Reproduce the listing below verbatim.

--- BEGIN STORED RECORDS ---

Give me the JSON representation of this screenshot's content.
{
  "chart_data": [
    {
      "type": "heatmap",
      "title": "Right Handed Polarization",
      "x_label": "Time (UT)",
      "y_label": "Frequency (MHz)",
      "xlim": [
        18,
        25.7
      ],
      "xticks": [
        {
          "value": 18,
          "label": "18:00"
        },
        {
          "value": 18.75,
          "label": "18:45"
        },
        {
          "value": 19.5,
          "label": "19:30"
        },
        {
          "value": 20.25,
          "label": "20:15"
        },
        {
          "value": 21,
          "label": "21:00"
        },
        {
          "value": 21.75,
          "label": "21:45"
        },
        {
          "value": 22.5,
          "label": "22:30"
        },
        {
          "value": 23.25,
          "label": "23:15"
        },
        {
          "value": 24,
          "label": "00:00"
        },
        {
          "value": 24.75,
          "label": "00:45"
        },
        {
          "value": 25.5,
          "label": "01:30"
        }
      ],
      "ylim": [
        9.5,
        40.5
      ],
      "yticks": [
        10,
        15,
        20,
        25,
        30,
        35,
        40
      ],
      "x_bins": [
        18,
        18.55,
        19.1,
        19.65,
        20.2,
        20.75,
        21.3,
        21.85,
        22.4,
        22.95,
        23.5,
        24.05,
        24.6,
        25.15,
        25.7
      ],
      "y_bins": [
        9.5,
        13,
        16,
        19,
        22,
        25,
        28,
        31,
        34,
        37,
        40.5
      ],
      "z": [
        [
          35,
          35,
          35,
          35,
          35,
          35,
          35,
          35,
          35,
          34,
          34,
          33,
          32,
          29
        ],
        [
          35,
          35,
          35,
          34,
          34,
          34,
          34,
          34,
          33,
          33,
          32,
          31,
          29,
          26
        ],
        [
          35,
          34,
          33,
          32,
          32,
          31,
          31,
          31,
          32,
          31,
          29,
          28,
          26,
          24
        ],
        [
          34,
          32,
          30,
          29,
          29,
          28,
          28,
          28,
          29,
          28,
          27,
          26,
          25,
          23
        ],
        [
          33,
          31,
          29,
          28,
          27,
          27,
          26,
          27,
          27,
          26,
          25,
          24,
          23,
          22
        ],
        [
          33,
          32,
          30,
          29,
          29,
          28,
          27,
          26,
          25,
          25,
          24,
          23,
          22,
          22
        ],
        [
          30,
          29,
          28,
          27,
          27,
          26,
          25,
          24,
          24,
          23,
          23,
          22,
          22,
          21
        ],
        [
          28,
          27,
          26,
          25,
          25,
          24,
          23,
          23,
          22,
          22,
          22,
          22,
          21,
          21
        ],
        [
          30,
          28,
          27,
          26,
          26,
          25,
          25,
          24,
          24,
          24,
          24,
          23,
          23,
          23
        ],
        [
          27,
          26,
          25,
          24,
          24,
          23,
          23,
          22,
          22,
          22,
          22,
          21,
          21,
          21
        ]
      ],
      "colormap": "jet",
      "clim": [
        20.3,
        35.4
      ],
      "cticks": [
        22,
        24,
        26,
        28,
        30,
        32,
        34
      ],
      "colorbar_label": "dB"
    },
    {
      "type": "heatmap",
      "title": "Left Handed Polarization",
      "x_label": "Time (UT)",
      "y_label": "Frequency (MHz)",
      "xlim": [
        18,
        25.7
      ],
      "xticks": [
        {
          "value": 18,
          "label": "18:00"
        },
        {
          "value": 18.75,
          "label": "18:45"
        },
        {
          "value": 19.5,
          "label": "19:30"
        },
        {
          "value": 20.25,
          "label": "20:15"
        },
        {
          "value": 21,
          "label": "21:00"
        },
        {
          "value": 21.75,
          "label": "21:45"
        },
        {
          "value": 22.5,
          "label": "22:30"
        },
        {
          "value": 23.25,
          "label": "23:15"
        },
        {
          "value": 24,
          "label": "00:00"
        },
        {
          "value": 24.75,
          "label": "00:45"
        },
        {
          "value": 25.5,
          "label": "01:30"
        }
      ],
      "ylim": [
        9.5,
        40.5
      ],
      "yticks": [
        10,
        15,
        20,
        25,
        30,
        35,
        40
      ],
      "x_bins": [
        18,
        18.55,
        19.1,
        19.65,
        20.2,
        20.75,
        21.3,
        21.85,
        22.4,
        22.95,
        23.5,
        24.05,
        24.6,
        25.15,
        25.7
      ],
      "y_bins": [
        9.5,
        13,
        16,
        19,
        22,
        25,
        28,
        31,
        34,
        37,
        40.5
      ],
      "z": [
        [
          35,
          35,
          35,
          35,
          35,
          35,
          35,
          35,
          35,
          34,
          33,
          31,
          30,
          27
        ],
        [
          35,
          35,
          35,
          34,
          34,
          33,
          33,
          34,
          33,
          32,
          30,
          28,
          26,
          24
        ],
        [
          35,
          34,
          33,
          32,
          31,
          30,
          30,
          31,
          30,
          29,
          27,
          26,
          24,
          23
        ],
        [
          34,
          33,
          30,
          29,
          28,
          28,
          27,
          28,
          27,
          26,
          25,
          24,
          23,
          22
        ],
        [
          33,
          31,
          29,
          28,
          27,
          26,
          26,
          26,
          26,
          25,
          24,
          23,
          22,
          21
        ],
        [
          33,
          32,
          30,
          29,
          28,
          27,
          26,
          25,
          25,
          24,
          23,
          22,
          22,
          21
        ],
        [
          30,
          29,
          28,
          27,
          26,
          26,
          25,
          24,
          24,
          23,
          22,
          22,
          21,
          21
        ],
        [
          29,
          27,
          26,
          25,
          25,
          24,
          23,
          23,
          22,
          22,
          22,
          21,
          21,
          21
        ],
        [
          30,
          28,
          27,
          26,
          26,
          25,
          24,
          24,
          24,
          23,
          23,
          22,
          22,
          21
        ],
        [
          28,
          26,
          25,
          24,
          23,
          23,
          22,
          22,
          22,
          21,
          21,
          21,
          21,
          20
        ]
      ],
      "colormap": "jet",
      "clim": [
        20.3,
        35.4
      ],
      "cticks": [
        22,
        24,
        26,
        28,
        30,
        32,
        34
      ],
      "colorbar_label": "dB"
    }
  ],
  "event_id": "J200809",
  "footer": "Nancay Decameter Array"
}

--- END STORED RECORDS ---

### SOLUTION TO THIS TASK:
Give me the JSON representation of this screenshot's content.
{
  "chart_data": [
    {
      "type": "heatmap",
      "title": "Right Handed Polarization",
      "x_label": "Time (UT)",
      "y_label": "Frequency (MHz)",
      "xlim": [
        18,
        25.7
      ],
      "xticks": [
        {
          "value": 18,
          "label": "18:00"
        },
        {
          "value": 18.75,
          "label": "18:45"
        },
        {
          "value": 19.5,
          "label": "19:30"
        },
        {
          "value": 20.25,
          "label": "20:15"
        },
        {
          "value": 21,
          "label": "21:00"
        },
        {
          "value": 21.75,
          "label": "21:45"
        },
        {
          "value": 22.5,
          "label": "22:30"
        },
        {
          "value": 23.25,
          "label": "23:15"
        },
        {
          "value": 24,
          "label": "00:00"
        },
        {
          "value": 24.75,
          "label": "00:45"
        },
        {
          "value": 25.5,
          "label": "01:30"
        }
      ],
      "ylim": [
        9.5,
        40.5
      ],
      "yticks": [
        10,
        15,
        20,
        25,
        30,
        35,
        40
      ],
      "x_bins": [
        18,
        18.55,
        19.1,
        19.65,
        20.2,
        20.75,
        21.3,
        21.85,
        22.4,
        22.95,
        23.5,
        24.05,
        24.6,
        25.15,
        25.7
      ],
      "y_bins": [
        9.5,
        13,
        16,
        19,
        22,
        25,
        28,
        31,
        34,
        37,
        40.5
      ],
      "z": [
        [
          35,
          35,
          35,
          35,
          35,
          35,
          35,
          35,
          35,
          34,
          34,
          33,
          32,
          29
        ],
        [
          35,
          35,
          35,
          34,
          34,
          34,
          34,
          34,
          33,
          33,
          32,
          31,
          29,
          26
        ],
        [
          35,
          34,
          33,
          32,
          32,
          31,
          31,
          31,
          32,
          31,
          29,
          28,
          26,
          24
        ],
        [
          34,
          32,
          30,
          29,
          29,
          28,
          28,
          28,
          29,
          28,
          27,
          26,
          25,
          23
        ],
        [
          33,
          31,
          29,
          28,
          27,
          27,
          26,
          27,
          27,
          26,
          25,
          24,
          23,
          22
        ],
        [
          33,
          32,
          30,
          29,
          29,
          28,
          27,
          26,
          25,
          25,
          24,
          23,
          22,
          22
        ],
        [
          30,
          29,
          28,
          27,
          27,
          26,
          25,
          24,
          24,
          23,
          23,
          22,
          22,
          21
        ],
        [
          28,
          27,
          26,
          25,
          25,
          24,
          23,
          23,
          22,
          22,
          22,
          22,
          21,
          21
        ],
        [
          30,
          28,
          27,
          26,
          26,
          25,
          25,
          24,
          24,
          24,
          24,
          23,
          23,
          23
        ],
        [
          27,
          26,
          25,
          24,
          24,
          23,
          23,
          22,
          22,
          22,
          22,
          21,
          21,
          21
        ]
      ],
      "colormap": "jet",
      "clim": [
        20.3,
        35.4
      ],
      "cticks": [
        22,
        24,
        26,
        28,
        30,
        32,
        34
      ],
      "colorbar_label": "dB"
    },
    {
      "type": "heatmap",
      "title": "Left Handed Polarization",
      "x_label": "Time (UT)",
      "y_label": "Frequency (MHz)",
      "xlim": [
        18,
        25.7
      ],
      "xticks": [
        {
          "value": 18,
          "label": "18:00"
        },
        {
          "value": 18.75,
          "label": "18:45"
        },
        {
          "value": 19.5,
          "label": "19:30"
        },
        {
          "value": 20.25,
          "label": "20:15"
        },
        {
          "value": 21,
          "label": "21:00"
        },
        {
          "value": 21.75,
          "label": "21:45"
        },
        {
          "value": 22.5,
          "label": "22:30"
        },
        {
          "value": 23.25,
          "label": "23:15"
        },
        {
          "value": 24,
          "label": "00:00"
        },
        {
          "value": 24.75,
          "label": "00:45"
        },
        {
          "value": 25.5,
          "label": "01:30"
        }
      ],
      "ylim": [
        9.5,
        40.5
      ],
      "yticks": [
        10,
        15,
        20,
        25,
        30,
        35,
        40
      ],
      "x_bins": [
        18,
        18.55,
        19.1,
        19.65,
        20.2,
        20.75,
        21.3,
        21.85,
        22.4,
        22.95,
        23.5,
        24.05,
        24.6,
        25.15,
        25.7
      ],
      "y_bins": [
        9.5,
        13,
        16,
        19,
        22,
        25,
        28,
        31,
        34,
        37,
        40.5
      ],
      "z": [
        [
          35,
          35,
          35,
          35,
          35,
          35,
          35,
          35,
          35,
          34,
          33,
          31,
          30,
          27
        ],
        [
          35,
          35,
          35,
          34,
          34,
          33,
          33,
          34,
          33,
          32,
          30,
          28,
          26,
          24
        ],
        [
          35,
          34,
          33,
          32,
          31,
          30,
          30,
          31,
          30,
          29,
          27,
          26,
          24,
          23
        ],
        [
          34,
          33,
          30,
          29,
          28,
          28,
          27,
          28,
          27,
          26,
          25,
          24,
          23,
          22
        ],
        [
          33,
          31,
          29,
          28,
          27,
          26,
          26,
          26,
          26,
          25,
          24,
          23,
          22,
          21
        ],
        [
          33,
          32,
          30,
          29,
          28,
          27,
          26,
          25,
          25,
          24,
          23,
          22,
          22,
          21
        ],
        [
          30,
          29,
          28,
          27,
          26,
          26,
          25,
          24,
          24,
          23,
          22,
          22,
          21,
          21
        ],
        [
          29,
          27,
          26,
          25,
          25,
          24,
          23,
          23,
          22,
          22,
          22,
          21,
          21,
          21
        ],
        [
          30,
          28,
          27,
          26,
          26,
          25,
          24,
          24,
          24,
          23,
          23,
          22,
          22,
          21
        ],
        [
          28,
          26,
          25,
          24,
          23,
          23,
          22,
          22,
          22,
          21,
          21,
          21,
          21,
          20
        ]
      ],
      "colormap": "jet",
      "clim": [
        20.3,
        35.4
      ],
      "cticks": [
        22,
        24,
        26,
        28,
        30,
        32,
        34
      ],
      "colorbar_label": "dB"
    }
  ],
  "event_id": "J200809",
  "footer": "Nancay Decameter Array"
}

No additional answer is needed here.